§ Problem details: List all lines in the material below that contain "text".

§ Information given:
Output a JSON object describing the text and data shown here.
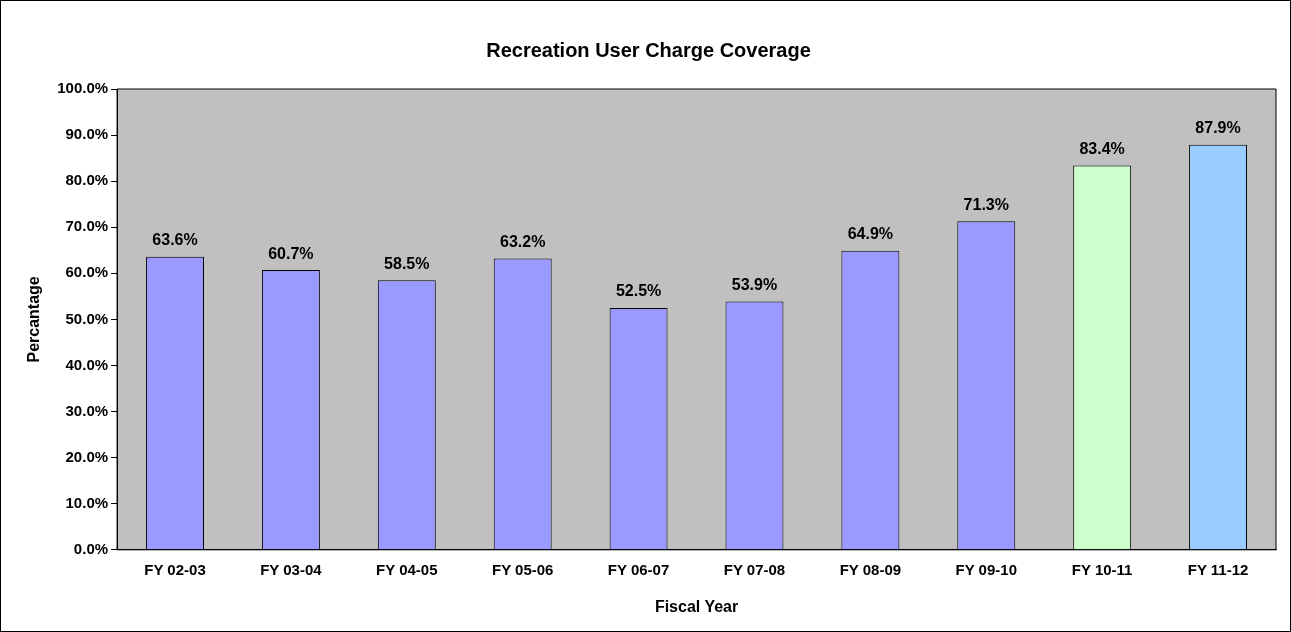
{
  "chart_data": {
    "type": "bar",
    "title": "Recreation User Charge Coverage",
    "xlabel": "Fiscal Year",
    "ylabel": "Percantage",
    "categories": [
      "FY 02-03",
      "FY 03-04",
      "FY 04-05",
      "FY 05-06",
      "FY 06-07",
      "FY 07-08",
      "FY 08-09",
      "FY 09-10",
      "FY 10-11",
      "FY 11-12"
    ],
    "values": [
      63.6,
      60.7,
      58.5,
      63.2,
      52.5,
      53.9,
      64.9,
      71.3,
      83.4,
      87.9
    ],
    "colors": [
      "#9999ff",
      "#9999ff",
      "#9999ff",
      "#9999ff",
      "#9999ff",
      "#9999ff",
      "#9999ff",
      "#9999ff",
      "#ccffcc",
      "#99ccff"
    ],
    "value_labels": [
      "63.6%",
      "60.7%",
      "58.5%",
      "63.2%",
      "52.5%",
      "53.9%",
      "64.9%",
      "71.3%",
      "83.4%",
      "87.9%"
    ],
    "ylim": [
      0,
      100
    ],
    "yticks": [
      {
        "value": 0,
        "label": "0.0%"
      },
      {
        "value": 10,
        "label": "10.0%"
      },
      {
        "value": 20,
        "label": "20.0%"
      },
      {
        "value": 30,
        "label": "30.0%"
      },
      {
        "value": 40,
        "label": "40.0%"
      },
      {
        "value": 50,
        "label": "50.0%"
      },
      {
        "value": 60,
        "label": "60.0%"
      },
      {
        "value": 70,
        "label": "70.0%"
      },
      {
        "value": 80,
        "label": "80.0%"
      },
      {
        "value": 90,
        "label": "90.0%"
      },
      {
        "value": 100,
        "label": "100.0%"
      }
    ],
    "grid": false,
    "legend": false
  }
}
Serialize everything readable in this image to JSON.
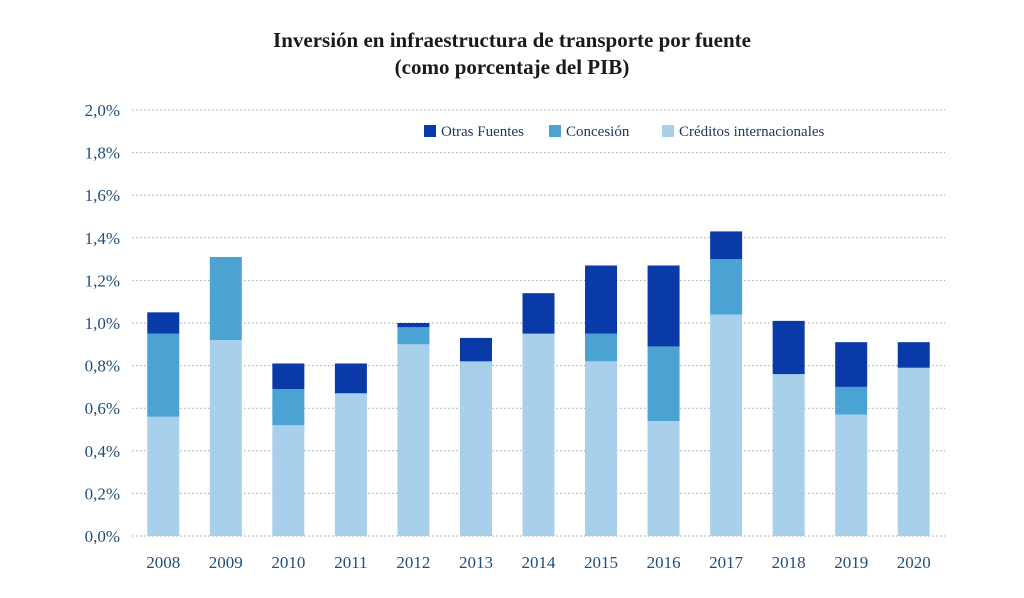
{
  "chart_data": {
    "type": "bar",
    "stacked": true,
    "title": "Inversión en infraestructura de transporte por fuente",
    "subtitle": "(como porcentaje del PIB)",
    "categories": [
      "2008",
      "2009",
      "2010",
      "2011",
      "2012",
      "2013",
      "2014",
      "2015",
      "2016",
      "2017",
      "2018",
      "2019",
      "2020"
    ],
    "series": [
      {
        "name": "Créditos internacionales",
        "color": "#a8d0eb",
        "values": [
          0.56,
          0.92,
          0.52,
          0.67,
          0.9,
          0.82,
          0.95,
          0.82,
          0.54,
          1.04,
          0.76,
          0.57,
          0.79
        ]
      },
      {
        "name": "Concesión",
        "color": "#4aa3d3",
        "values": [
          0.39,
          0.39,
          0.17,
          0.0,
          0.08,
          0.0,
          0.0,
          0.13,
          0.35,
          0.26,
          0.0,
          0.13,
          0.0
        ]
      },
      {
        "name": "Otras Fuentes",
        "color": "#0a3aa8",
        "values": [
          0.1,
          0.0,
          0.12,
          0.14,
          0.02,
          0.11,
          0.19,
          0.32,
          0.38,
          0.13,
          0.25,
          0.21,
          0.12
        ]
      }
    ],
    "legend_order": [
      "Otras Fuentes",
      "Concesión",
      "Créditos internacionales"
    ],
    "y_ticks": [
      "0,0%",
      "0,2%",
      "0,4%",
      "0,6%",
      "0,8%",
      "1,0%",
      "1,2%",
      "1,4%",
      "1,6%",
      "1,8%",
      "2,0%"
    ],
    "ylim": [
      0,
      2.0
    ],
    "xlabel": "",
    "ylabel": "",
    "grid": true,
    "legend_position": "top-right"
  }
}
==
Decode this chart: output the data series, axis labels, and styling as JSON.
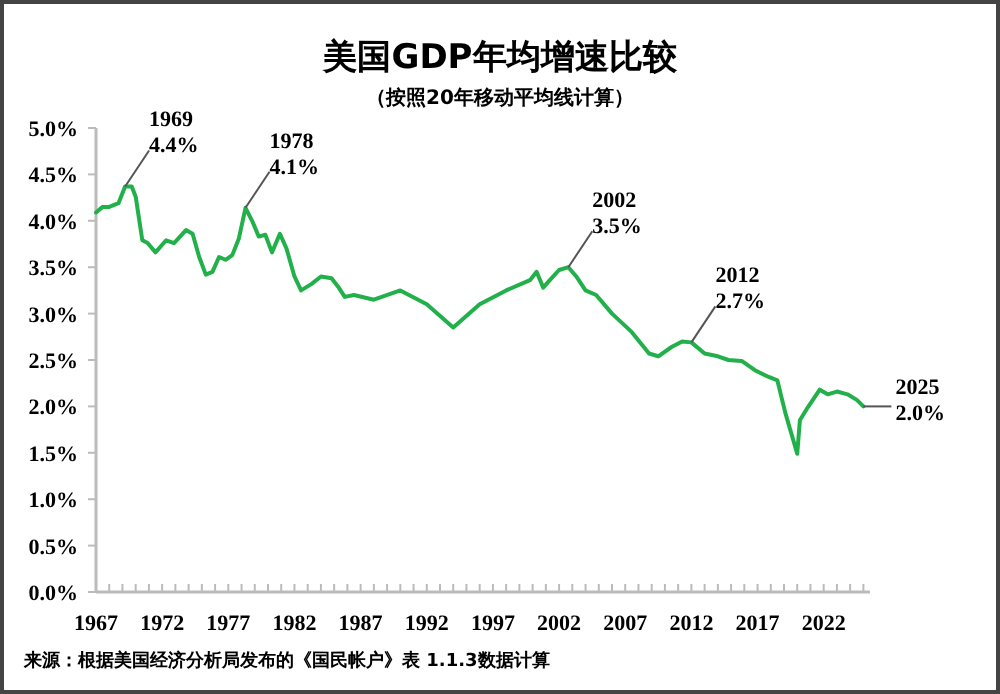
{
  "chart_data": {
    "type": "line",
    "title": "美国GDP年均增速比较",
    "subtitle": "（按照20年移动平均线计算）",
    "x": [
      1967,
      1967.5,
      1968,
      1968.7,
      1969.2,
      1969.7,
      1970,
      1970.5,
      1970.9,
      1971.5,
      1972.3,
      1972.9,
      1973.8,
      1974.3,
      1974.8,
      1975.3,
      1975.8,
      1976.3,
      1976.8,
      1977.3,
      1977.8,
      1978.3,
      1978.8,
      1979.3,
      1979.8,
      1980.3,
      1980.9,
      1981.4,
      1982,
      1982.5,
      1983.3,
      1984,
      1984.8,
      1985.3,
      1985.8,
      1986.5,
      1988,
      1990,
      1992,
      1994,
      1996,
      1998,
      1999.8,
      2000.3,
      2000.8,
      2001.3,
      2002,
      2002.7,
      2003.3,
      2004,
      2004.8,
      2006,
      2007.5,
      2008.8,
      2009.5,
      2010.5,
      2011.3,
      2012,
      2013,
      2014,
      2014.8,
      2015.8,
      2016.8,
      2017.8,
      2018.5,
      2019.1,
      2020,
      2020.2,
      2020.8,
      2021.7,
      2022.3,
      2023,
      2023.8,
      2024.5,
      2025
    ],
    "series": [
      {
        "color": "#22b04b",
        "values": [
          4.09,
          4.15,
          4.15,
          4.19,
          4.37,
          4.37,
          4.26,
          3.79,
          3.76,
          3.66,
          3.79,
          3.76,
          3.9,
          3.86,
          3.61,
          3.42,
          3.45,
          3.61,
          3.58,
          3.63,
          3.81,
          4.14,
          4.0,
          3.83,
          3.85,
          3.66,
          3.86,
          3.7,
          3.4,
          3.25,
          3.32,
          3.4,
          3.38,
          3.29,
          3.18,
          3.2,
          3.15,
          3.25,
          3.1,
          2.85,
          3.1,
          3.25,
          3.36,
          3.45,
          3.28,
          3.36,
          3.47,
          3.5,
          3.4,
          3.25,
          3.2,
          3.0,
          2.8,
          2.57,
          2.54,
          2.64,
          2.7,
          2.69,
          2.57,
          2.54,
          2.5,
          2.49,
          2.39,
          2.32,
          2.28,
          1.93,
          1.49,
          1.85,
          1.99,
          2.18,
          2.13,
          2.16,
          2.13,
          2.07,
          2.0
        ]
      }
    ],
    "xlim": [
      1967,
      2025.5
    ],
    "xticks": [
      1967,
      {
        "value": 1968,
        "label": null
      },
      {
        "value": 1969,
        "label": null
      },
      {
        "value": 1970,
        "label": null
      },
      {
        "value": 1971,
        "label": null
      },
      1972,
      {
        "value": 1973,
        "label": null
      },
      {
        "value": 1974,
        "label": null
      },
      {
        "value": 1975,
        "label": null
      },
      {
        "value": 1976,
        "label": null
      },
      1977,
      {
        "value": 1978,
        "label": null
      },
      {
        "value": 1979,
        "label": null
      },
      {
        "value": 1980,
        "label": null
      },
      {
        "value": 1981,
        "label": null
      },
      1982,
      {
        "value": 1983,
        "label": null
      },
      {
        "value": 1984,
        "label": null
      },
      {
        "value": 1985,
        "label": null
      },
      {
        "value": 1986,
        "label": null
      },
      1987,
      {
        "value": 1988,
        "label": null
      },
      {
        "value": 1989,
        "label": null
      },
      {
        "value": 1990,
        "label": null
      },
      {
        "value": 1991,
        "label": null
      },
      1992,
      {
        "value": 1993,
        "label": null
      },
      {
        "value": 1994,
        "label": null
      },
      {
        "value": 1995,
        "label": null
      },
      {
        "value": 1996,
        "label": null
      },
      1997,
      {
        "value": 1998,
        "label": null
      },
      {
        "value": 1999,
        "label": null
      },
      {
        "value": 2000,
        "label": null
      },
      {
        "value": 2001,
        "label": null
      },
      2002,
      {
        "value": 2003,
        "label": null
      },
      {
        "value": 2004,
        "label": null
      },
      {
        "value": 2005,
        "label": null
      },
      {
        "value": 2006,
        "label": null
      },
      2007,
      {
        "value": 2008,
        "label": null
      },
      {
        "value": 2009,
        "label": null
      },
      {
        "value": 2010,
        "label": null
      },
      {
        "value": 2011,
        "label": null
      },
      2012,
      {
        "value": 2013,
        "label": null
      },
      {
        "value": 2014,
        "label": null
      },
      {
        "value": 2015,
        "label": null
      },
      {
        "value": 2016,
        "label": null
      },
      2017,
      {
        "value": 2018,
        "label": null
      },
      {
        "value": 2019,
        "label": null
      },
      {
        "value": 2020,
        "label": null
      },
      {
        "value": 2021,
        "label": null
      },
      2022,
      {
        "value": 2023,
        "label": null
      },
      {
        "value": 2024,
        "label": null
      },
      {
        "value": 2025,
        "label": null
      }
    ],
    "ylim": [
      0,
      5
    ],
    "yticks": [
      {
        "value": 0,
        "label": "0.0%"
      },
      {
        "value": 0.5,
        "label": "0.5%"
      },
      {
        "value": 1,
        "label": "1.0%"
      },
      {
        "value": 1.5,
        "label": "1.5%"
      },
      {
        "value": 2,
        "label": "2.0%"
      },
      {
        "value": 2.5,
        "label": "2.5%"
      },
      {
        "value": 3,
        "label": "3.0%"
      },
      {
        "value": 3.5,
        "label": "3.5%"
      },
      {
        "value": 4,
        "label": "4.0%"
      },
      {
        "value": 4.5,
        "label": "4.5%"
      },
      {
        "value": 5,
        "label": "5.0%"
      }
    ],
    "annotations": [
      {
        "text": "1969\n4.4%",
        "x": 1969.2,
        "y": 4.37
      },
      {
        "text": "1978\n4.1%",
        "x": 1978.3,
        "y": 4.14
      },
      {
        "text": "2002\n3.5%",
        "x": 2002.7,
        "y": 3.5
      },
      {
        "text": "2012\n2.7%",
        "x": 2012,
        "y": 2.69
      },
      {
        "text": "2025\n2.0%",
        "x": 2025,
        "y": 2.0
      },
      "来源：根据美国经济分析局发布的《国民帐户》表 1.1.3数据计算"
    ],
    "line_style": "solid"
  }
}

§ Solution:
Output a JSON object describing the text and data shown here.
        "text": "1969\n4.4%",
        "text": "1978\n4.1%",
        "text": "2002\n3.5%",
        "text": "2012\n2.7%",
        "text": "2025\n2.0%",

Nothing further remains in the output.